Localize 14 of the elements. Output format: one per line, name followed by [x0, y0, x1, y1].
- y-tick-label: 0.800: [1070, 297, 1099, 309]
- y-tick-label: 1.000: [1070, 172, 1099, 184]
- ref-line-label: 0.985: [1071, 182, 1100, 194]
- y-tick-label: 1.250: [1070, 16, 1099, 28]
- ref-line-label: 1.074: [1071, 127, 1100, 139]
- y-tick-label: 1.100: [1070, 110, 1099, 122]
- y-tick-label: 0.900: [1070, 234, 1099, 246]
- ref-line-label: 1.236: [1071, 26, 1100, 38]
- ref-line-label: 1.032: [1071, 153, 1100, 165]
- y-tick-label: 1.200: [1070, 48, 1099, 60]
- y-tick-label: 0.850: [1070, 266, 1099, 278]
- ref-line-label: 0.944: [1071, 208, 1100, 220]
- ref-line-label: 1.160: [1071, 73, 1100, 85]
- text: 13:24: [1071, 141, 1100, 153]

_Exercise goal_:
Turn every line of the material above into a numbered list, leaving out any blank lines.

_Solution_:
1. Localize 14 of the elements. Output format: one per line, name followed by [x0, y0, x1, y1].
2. - y-tick-label: 0.800: [1070, 297, 1099, 309]
3. - y-tick-label: 1.000: [1070, 172, 1099, 184]
4. - ref-line-label: 0.985: [1071, 182, 1100, 194]
5. - y-tick-label: 1.250: [1070, 16, 1099, 28]
6. - ref-line-label: 1.074: [1071, 127, 1100, 139]
7. - y-tick-label: 1.100: [1070, 110, 1099, 122]
8. - y-tick-label: 0.900: [1070, 234, 1099, 246]
9. - ref-line-label: 1.236: [1071, 26, 1100, 38]
10. - ref-line-label: 1.032: [1071, 153, 1100, 165]
11. - y-tick-label: 1.200: [1070, 48, 1099, 60]
12. - y-tick-label: 0.850: [1070, 266, 1099, 278]
13. - ref-line-label: 0.944: [1071, 208, 1100, 220]
14. - ref-line-label: 1.160: [1071, 73, 1100, 85]
15. - text: 13:24: [1071, 141, 1100, 153]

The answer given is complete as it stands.